Required work: Resume the note on dephosphorylating proteins with calf intestinal alkaline phosphatase, writing on from its final sentence.

Passage shown:
Two publications are available which describe the dephosphorylation of proteins using Calf Intestinal Alkaline Phosphatase (CIAP) from Roche Applied Science:

1. Ahmad and Huang (1981). Dephosphorylation of Rabbit Skeletal Muscle Glycogen Synthase (Phosphorylated by Cyclic AMP-independent Synthase Kinase 1) by Phosphatases. J. BIOL. CHEM. 256, 757-760.
2. Brugg B, Matus A. J. (1991). Phosphorylation determines the binding of microtubule-associated protein 2 (MAP2) to microtubules in living cells. Cell Biol. 114,735-43.
   

Dephosphorylation by CIAP was carried out according to these protocols:

• From Reference 1: In a reaction mixture containing 50 mM Tris-Cl buffer, pH 7.5; 1 mM dithiothreitol; 5% glycerol; 5 mM MgCI₂; 0.1 to 0.2 mg/mL of phosphoprotein, and 10 U alkaline phosphatase.
• From Reference 2: Phosphoproteins (5 mg/mL) were treated with calf intestinal phosphatase in buffer containing 0.1 M Tris HCI, pH 8.4, 1 mM MgCl₂, 1 mM EGTA, 1 mM EDTA, 2 mM PMSF, 1 μg/mL pepstatin, 1 U/mL aprotinin, and 0.1 mM ZnCl₂ for 12 h at +37 °C. From a range of commercial preparations tested, only that from Boehringer Mannheim (Roche Applied Science Cat. No. 713 023, 25 U/mL) combined good phosphatase activity with lack of detectable proteolytic activity. Protease inhibitors were used in all experiments. To achieve maximal dephosphorylation, fresh phosphatase was added to the reaction every 3 h to a final concentration of 100 U/mL. The phosphatase was subsequently inactivated by heating for 2 min in a boiling water bath.

Please note that not all phosphorylation sites might be accessible for dephosphorlyation by AP (due to steric hindrances), and that other phosphatases (e.g., specific phosphoprotein phosphatases or acidic phosphatases) have to be used.

Dataset content:
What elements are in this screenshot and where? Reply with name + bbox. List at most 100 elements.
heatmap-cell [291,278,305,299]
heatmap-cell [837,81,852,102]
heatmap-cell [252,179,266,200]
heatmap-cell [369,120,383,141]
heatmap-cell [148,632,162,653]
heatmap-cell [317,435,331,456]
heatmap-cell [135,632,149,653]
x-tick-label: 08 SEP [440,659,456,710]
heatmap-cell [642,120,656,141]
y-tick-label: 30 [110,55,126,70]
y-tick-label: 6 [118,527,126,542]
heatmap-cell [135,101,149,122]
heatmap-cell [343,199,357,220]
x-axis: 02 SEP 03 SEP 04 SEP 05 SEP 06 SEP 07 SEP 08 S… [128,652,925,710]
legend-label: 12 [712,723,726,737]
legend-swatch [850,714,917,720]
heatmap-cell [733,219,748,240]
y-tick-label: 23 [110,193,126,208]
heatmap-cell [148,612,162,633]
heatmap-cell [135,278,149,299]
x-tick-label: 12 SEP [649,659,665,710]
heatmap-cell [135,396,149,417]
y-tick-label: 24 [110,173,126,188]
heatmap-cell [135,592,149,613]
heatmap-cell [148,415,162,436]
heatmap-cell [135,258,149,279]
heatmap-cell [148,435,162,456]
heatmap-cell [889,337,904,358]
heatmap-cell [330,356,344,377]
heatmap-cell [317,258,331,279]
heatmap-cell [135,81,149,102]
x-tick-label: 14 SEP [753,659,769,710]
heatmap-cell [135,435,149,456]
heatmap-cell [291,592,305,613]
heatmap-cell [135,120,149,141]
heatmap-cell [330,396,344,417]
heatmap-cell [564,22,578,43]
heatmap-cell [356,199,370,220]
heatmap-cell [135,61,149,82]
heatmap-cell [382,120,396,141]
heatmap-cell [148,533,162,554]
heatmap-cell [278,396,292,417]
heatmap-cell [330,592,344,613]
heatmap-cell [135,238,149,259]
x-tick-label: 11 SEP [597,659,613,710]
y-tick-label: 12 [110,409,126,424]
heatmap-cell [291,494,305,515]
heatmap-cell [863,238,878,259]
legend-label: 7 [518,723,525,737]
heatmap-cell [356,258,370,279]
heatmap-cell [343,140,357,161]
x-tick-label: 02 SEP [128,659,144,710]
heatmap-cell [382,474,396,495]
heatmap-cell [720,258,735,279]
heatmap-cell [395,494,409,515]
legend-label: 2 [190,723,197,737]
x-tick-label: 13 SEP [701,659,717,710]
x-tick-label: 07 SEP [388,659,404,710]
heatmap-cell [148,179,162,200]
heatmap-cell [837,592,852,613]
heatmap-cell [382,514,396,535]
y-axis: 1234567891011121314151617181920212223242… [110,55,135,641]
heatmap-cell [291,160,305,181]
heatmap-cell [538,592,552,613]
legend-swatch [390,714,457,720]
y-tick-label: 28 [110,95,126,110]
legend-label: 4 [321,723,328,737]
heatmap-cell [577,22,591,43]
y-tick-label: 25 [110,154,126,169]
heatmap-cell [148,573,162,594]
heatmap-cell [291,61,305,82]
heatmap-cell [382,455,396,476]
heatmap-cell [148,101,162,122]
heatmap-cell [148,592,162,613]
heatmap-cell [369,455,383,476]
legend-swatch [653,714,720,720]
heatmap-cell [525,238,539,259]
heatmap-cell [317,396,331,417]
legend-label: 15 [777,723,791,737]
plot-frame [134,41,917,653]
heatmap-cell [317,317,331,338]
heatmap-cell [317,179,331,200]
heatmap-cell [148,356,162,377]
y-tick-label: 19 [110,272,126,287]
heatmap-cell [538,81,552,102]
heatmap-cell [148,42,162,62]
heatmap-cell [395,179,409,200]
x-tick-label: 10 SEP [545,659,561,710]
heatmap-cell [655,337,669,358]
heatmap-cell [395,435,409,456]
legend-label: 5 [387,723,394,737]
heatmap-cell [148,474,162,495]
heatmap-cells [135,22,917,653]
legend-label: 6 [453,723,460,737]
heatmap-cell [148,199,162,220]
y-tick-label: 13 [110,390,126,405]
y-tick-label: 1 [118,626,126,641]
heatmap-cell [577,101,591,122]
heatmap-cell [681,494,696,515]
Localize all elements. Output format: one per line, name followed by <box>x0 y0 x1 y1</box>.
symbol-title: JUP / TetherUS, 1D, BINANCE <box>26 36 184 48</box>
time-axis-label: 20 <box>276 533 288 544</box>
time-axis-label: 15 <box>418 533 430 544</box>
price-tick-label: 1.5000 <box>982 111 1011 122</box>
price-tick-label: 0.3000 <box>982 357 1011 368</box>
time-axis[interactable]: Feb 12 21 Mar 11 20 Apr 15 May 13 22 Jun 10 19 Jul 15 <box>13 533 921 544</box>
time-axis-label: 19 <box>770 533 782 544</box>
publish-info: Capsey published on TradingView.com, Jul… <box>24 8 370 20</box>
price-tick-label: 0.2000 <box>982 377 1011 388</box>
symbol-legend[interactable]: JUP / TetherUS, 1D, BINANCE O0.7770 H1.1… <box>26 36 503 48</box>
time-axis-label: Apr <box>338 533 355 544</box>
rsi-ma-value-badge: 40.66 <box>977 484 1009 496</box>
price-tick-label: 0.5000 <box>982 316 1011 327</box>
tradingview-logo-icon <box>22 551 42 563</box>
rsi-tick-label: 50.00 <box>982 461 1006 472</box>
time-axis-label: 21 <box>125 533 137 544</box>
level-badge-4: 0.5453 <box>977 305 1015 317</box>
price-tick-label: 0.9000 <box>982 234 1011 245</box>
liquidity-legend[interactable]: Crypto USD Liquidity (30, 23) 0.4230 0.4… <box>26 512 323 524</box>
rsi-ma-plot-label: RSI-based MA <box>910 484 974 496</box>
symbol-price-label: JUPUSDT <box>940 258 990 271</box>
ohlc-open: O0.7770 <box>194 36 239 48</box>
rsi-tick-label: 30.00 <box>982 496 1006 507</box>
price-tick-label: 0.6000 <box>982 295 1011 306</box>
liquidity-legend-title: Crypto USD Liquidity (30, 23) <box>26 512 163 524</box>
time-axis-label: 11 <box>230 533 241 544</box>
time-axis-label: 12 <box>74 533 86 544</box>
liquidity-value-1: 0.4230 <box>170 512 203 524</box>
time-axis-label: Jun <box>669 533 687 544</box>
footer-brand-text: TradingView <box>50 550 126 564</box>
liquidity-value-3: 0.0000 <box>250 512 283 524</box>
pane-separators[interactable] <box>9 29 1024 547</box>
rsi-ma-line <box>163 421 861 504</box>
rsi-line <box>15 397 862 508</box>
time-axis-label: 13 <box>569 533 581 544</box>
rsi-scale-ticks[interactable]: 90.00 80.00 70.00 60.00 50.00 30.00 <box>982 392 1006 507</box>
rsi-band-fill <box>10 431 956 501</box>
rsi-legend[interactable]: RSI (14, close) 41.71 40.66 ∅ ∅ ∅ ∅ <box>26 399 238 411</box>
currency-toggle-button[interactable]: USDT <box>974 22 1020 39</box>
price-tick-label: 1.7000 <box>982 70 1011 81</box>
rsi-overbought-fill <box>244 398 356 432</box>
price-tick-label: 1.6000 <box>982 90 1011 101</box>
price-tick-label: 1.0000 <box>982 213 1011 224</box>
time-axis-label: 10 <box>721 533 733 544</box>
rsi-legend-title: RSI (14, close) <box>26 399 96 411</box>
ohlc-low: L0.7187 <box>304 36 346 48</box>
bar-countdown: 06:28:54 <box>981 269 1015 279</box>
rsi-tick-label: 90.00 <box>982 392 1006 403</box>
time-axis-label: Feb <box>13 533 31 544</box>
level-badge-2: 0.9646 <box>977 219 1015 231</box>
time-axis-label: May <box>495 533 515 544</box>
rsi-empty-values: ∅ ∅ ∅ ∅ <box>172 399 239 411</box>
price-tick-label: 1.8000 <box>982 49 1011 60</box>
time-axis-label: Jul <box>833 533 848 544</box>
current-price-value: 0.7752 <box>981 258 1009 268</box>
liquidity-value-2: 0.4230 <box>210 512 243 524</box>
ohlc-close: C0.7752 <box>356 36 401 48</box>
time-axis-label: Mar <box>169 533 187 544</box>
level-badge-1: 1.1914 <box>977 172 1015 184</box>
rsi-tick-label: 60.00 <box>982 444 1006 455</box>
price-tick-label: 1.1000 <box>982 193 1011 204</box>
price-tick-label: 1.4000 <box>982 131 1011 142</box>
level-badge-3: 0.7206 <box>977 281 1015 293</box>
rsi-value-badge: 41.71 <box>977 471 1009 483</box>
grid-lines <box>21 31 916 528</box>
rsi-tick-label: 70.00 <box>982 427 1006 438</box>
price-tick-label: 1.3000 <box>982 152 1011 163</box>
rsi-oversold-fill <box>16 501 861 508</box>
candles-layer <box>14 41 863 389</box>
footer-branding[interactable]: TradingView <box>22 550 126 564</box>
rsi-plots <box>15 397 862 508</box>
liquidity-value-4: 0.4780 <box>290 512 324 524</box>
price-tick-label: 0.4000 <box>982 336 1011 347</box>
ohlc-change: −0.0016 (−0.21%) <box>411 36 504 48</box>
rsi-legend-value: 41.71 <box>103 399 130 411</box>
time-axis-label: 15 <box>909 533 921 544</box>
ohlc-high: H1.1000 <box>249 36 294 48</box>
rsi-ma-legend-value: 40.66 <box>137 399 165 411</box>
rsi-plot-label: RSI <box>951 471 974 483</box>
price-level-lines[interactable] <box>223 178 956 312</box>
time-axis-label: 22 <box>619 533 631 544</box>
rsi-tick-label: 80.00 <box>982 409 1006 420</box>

Answer to this problem:
Inactivation

Alkaline Phosphatase can generally be inactivated by heat: Heat the reaction for 10 min at +65 °C followed by at least one extraction with phenol/chloroform/isoamylalcohol (50 : 48 : 2). The inactivation of AP by heat depends upon the protein concentration and the divalent ion concentration (Mg²⁺, Zn²⁺) of the preparation. For inactivation of AP, molecular biology-grade following a dephosphorylation reaction, heat the reaction 30 min at +65 °C in the presence of 50 mM EGTA (NOT EDTA; EGTA is needed to chelate divalent cations), then extract with phenol and precipitate the nucleic acid with ethanol. The amount of EGTA needed depends upon the Mg²⁺ concentration of the reaction mix: If the reaction mix contains no Mg²⁺ use 5 mM EGTA (final conc.); if the reaction mix contains 1 mM Mg²⁺ use 10 mM EGTA. Phenol extraction should always be included in the inactivation procedure if the AP concentration is higher than 0.3 U/10 μL, to insure that AP does not interfere with further steps. However, if time or amount of nucleic acid preclude ethanol precipitation, a longer incubation (up to 45 min) at +65 °C in the presence of EGTA will usually be sufficient to completely inactivate AP. During the heat step, centrifuge the reaction mix briefly (few sec) every 10 min to collect liquid which has been condensed on the tube walls.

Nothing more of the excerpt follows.